■ Extrait choisi
----
La prospérité, c’est d’abord dans la tête

Publié le 2 décembre 2014, par Rozon, Gilbert

Lorsqu'il est question de prospérité : nous sommes capables d’être aussi bons que les autres. Cessons de colporter que nous avons été vaincus par les Anglais... C'est un avantage d'avoir eu une démocratie avant la France...c'est un actif de vivre avec deux cultures....la friction crée de l'énergie...de la dialectique...C'est un challenge certes...mais qui a envie de facilité? Qui a envie d'homogénéité?

Nous sommes des conquérants ...Il faut se le dire et s’en convaincre, parce que depuis le temps qu’on se fait dire que nous, Québécois, sommes moins riches que les autres, certains vont commencer à croire que c’est dans notre nature.
----
■ Données fournies
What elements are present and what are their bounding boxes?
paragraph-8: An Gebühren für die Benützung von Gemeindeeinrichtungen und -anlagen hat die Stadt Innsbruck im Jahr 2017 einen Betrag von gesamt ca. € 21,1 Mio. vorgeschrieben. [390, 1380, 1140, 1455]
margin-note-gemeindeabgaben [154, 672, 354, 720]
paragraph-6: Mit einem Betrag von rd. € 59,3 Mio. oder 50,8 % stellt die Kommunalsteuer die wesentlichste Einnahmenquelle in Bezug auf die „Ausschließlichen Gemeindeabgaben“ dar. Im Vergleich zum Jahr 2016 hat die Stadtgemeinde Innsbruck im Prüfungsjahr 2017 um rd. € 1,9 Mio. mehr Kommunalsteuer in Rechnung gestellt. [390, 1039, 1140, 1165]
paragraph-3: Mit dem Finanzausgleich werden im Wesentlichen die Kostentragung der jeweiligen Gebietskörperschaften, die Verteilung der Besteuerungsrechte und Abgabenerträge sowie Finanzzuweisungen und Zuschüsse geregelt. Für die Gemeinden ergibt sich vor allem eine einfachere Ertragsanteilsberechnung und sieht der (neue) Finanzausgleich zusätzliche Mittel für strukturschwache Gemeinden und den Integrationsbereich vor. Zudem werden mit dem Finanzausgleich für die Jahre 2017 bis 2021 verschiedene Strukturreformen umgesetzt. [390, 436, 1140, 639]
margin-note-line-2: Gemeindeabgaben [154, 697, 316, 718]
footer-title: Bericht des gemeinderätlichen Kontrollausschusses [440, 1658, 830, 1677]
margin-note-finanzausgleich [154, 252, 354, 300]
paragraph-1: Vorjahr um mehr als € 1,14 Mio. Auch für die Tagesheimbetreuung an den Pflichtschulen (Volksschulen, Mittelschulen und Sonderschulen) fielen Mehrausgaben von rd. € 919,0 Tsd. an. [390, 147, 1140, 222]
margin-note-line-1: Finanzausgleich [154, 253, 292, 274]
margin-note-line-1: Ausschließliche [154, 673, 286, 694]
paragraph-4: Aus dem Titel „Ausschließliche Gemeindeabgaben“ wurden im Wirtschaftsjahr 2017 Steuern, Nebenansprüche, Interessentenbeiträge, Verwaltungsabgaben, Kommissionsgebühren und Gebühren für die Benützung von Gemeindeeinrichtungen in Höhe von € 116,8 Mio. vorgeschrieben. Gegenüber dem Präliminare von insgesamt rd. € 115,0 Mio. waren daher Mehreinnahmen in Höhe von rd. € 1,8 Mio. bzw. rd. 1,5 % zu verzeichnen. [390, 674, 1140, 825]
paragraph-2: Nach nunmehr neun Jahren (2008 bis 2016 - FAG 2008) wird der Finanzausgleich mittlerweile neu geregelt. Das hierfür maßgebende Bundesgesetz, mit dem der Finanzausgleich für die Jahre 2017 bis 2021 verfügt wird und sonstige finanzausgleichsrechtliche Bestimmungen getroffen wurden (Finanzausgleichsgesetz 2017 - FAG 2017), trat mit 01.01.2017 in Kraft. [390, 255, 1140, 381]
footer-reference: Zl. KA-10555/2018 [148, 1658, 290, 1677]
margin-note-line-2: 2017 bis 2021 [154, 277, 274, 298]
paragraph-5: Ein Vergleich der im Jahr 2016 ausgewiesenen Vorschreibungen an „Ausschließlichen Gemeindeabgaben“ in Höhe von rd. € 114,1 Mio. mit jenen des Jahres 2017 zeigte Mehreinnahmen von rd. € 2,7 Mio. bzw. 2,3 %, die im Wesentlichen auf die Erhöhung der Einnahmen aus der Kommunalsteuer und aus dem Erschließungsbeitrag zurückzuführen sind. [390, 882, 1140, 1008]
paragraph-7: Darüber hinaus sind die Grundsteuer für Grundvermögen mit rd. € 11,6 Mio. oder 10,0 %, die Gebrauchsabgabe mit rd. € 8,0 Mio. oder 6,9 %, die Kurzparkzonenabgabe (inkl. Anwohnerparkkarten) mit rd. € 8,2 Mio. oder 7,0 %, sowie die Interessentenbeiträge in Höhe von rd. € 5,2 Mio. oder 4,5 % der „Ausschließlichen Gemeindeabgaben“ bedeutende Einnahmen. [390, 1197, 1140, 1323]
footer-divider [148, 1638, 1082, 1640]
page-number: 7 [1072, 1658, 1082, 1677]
----
■ Consigne 1
Condensez sous forme de liste le paragraphe de l'extrait qui commence par « Lorsqu'il est question de prospérité », sans perdre ses idées principales.
■ Consigne 2
Poursuivez le texte sur la prospérité des Québécois après sa dernière phrase.

■ Réponse finale 1
- En matière de prospérité, nous sommes capables d'être aussi bons que les autres.
- Il faut cesser de colporter que nous avons été vaincus par les Anglais.
- Avoir eu une démocratie avant la France est un avantage.
- Vivre avec deux cultures est un actif, car la friction crée de l'énergie et de la dialectique.
- C'est un défi, mais personne n'a envie de facilité ni d'homogénéité.

■ Réponse finale 2
Il faut rejeter avec toutes nos énergies l’idée selon laquelle il y aurait une sorte de condition québécoise qui viendrait réduire notre niveau de vie. Il faut se tourner vers les grands entrepreneurs de notre histoire, les Desmarais, Bombardier, les Lemaire, les Coutu, Godin, pour s’inspirer. Il faut célébrer les succès d’aujourd’hui du Cirque, de Sid Lee, CGISerres du St-Laurent (Savoura) et tant d’autres qui inscrivent Montréal et le Québec sur la carte du monde. Ils sont là les exemples, nombreux, éclatants.

Et il faut chasser nos doutes. On n’a pas de pétrole? Les Suisses non plus. On est la seule société à majorité francophone d’Amérique? C’est un atout. Cela signifie qu’on peut parler à bien plus de monde que nos voisins. Nos hivers sont pénibles? D’autres ont des ouragans et des tremblements de terre. Ah oui, évidemment. Il y a la politique. Nous avons eu de gros débats… C’est incontestable. Mais pensez aux Belges; 541 jours sans gouvernement en 2010 et 2011.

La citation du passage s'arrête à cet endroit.